TASK:
Transcribe the records that follow. Keep every word exactly, and drop the pictures.

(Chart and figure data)
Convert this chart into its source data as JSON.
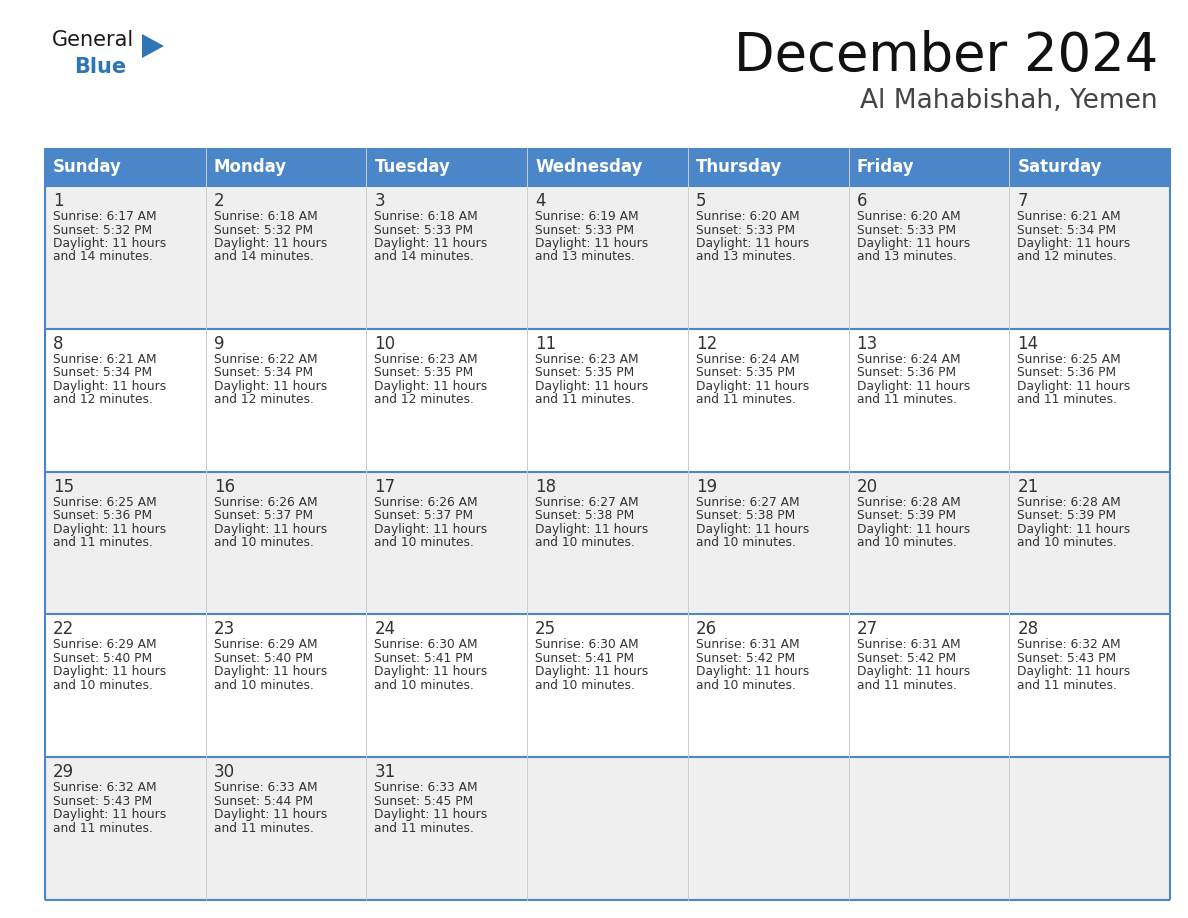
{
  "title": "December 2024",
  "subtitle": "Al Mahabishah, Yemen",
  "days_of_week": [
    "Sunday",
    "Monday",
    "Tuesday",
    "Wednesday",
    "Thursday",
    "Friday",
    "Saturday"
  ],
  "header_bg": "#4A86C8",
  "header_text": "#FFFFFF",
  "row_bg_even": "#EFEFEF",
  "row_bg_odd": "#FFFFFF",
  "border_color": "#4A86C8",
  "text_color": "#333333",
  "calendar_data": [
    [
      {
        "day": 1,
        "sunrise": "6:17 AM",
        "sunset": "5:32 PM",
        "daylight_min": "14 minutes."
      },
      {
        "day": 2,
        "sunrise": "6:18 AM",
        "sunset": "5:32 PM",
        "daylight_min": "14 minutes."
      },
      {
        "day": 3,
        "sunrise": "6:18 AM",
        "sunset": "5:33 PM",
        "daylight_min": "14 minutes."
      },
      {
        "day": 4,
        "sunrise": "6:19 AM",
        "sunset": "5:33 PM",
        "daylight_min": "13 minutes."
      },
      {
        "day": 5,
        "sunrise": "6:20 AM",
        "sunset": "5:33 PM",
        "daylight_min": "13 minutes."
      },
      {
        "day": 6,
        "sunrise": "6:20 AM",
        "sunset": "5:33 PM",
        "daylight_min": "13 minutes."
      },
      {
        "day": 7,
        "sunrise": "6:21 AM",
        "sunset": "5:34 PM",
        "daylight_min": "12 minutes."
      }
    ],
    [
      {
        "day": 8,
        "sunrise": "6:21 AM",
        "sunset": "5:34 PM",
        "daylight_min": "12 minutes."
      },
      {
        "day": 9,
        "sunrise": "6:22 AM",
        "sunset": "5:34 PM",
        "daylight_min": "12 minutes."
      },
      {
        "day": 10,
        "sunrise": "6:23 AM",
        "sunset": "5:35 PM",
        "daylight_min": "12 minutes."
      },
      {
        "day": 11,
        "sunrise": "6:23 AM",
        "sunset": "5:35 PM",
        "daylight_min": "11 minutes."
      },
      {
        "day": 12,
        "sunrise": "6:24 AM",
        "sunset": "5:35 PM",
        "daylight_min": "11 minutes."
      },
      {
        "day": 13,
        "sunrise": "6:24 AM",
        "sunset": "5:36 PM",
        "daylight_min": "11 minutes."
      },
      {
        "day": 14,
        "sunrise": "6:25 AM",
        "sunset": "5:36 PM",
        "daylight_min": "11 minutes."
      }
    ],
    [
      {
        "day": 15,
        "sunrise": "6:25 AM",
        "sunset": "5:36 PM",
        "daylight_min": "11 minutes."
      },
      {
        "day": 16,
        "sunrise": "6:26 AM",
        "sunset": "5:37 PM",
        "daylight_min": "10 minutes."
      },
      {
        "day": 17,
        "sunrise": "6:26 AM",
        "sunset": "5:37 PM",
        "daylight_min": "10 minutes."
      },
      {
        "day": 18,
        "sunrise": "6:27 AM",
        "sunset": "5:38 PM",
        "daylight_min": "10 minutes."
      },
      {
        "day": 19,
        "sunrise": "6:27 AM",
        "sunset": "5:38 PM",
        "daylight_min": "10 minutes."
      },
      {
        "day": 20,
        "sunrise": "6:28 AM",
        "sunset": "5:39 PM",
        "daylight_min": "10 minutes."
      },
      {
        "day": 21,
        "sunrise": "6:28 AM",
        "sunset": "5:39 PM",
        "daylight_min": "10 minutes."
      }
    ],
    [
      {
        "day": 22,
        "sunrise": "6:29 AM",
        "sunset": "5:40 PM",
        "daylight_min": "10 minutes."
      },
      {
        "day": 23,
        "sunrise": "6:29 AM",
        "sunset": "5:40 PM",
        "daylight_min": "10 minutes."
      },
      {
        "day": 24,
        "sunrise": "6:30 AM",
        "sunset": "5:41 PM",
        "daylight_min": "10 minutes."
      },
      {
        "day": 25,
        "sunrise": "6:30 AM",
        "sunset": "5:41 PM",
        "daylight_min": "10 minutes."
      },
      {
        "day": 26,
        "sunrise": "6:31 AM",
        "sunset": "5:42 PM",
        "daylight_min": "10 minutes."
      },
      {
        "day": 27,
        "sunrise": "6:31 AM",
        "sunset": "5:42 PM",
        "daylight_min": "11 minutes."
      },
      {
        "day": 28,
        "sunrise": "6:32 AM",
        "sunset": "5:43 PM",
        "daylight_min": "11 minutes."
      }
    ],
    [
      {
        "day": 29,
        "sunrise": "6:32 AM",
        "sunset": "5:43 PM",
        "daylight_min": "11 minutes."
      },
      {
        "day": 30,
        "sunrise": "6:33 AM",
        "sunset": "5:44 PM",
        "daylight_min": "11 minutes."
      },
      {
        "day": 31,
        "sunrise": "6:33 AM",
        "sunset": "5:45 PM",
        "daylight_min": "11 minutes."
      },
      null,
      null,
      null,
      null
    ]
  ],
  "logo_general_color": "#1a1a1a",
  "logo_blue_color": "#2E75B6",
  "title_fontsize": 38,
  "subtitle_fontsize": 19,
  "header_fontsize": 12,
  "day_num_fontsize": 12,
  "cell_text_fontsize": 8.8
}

SOLUTION TO THIS EXERCISE:
Convert this chart into its source data as JSON.
{
  "title": "December 2024",
  "subtitle": "Al Mahabishah, Yemen",
  "days_of_week": [
    "Sunday",
    "Monday",
    "Tuesday",
    "Wednesday",
    "Thursday",
    "Friday",
    "Saturday"
  ],
  "header_bg": "#4A86C8",
  "header_text": "#FFFFFF",
  "row_bg_even": "#EFEFEF",
  "row_bg_odd": "#FFFFFF",
  "border_color": "#4A86C8",
  "text_color": "#333333",
  "calendar_data": [
    [
      {
        "day": 1,
        "sunrise": "6:17 AM",
        "sunset": "5:32 PM",
        "daylight_min": "14 minutes."
      },
      {
        "day": 2,
        "sunrise": "6:18 AM",
        "sunset": "5:32 PM",
        "daylight_min": "14 minutes."
      },
      {
        "day": 3,
        "sunrise": "6:18 AM",
        "sunset": "5:33 PM",
        "daylight_min": "14 minutes."
      },
      {
        "day": 4,
        "sunrise": "6:19 AM",
        "sunset": "5:33 PM",
        "daylight_min": "13 minutes."
      },
      {
        "day": 5,
        "sunrise": "6:20 AM",
        "sunset": "5:33 PM",
        "daylight_min": "13 minutes."
      },
      {
        "day": 6,
        "sunrise": "6:20 AM",
        "sunset": "5:33 PM",
        "daylight_min": "13 minutes."
      },
      {
        "day": 7,
        "sunrise": "6:21 AM",
        "sunset": "5:34 PM",
        "daylight_min": "12 minutes."
      }
    ],
    [
      {
        "day": 8,
        "sunrise": "6:21 AM",
        "sunset": "5:34 PM",
        "daylight_min": "12 minutes."
      },
      {
        "day": 9,
        "sunrise": "6:22 AM",
        "sunset": "5:34 PM",
        "daylight_min": "12 minutes."
      },
      {
        "day": 10,
        "sunrise": "6:23 AM",
        "sunset": "5:35 PM",
        "daylight_min": "12 minutes."
      },
      {
        "day": 11,
        "sunrise": "6:23 AM",
        "sunset": "5:35 PM",
        "daylight_min": "11 minutes."
      },
      {
        "day": 12,
        "sunrise": "6:24 AM",
        "sunset": "5:35 PM",
        "daylight_min": "11 minutes."
      },
      {
        "day": 13,
        "sunrise": "6:24 AM",
        "sunset": "5:36 PM",
        "daylight_min": "11 minutes."
      },
      {
        "day": 14,
        "sunrise": "6:25 AM",
        "sunset": "5:36 PM",
        "daylight_min": "11 minutes."
      }
    ],
    [
      {
        "day": 15,
        "sunrise": "6:25 AM",
        "sunset": "5:36 PM",
        "daylight_min": "11 minutes."
      },
      {
        "day": 16,
        "sunrise": "6:26 AM",
        "sunset": "5:37 PM",
        "daylight_min": "10 minutes."
      },
      {
        "day": 17,
        "sunrise": "6:26 AM",
        "sunset": "5:37 PM",
        "daylight_min": "10 minutes."
      },
      {
        "day": 18,
        "sunrise": "6:27 AM",
        "sunset": "5:38 PM",
        "daylight_min": "10 minutes."
      },
      {
        "day": 19,
        "sunrise": "6:27 AM",
        "sunset": "5:38 PM",
        "daylight_min": "10 minutes."
      },
      {
        "day": 20,
        "sunrise": "6:28 AM",
        "sunset": "5:39 PM",
        "daylight_min": "10 minutes."
      },
      {
        "day": 21,
        "sunrise": "6:28 AM",
        "sunset": "5:39 PM",
        "daylight_min": "10 minutes."
      }
    ],
    [
      {
        "day": 22,
        "sunrise": "6:29 AM",
        "sunset": "5:40 PM",
        "daylight_min": "10 minutes."
      },
      {
        "day": 23,
        "sunrise": "6:29 AM",
        "sunset": "5:40 PM",
        "daylight_min": "10 minutes."
      },
      {
        "day": 24,
        "sunrise": "6:30 AM",
        "sunset": "5:41 PM",
        "daylight_min": "10 minutes."
      },
      {
        "day": 25,
        "sunrise": "6:30 AM",
        "sunset": "5:41 PM",
        "daylight_min": "10 minutes."
      },
      {
        "day": 26,
        "sunrise": "6:31 AM",
        "sunset": "5:42 PM",
        "daylight_min": "10 minutes."
      },
      {
        "day": 27,
        "sunrise": "6:31 AM",
        "sunset": "5:42 PM",
        "daylight_min": "11 minutes."
      },
      {
        "day": 28,
        "sunrise": "6:32 AM",
        "sunset": "5:43 PM",
        "daylight_min": "11 minutes."
      }
    ],
    [
      {
        "day": 29,
        "sunrise": "6:32 AM",
        "sunset": "5:43 PM",
        "daylight_min": "11 minutes."
      },
      {
        "day": 30,
        "sunrise": "6:33 AM",
        "sunset": "5:44 PM",
        "daylight_min": "11 minutes."
      },
      {
        "day": 31,
        "sunrise": "6:33 AM",
        "sunset": "5:45 PM",
        "daylight_min": "11 minutes."
      },
      null,
      null,
      null,
      null
    ]
  ],
  "logo_general_color": "#1a1a1a",
  "logo_blue_color": "#2E75B6",
  "title_fontsize": 38,
  "subtitle_fontsize": 19,
  "header_fontsize": 12,
  "day_num_fontsize": 12,
  "cell_text_fontsize": 8.8
}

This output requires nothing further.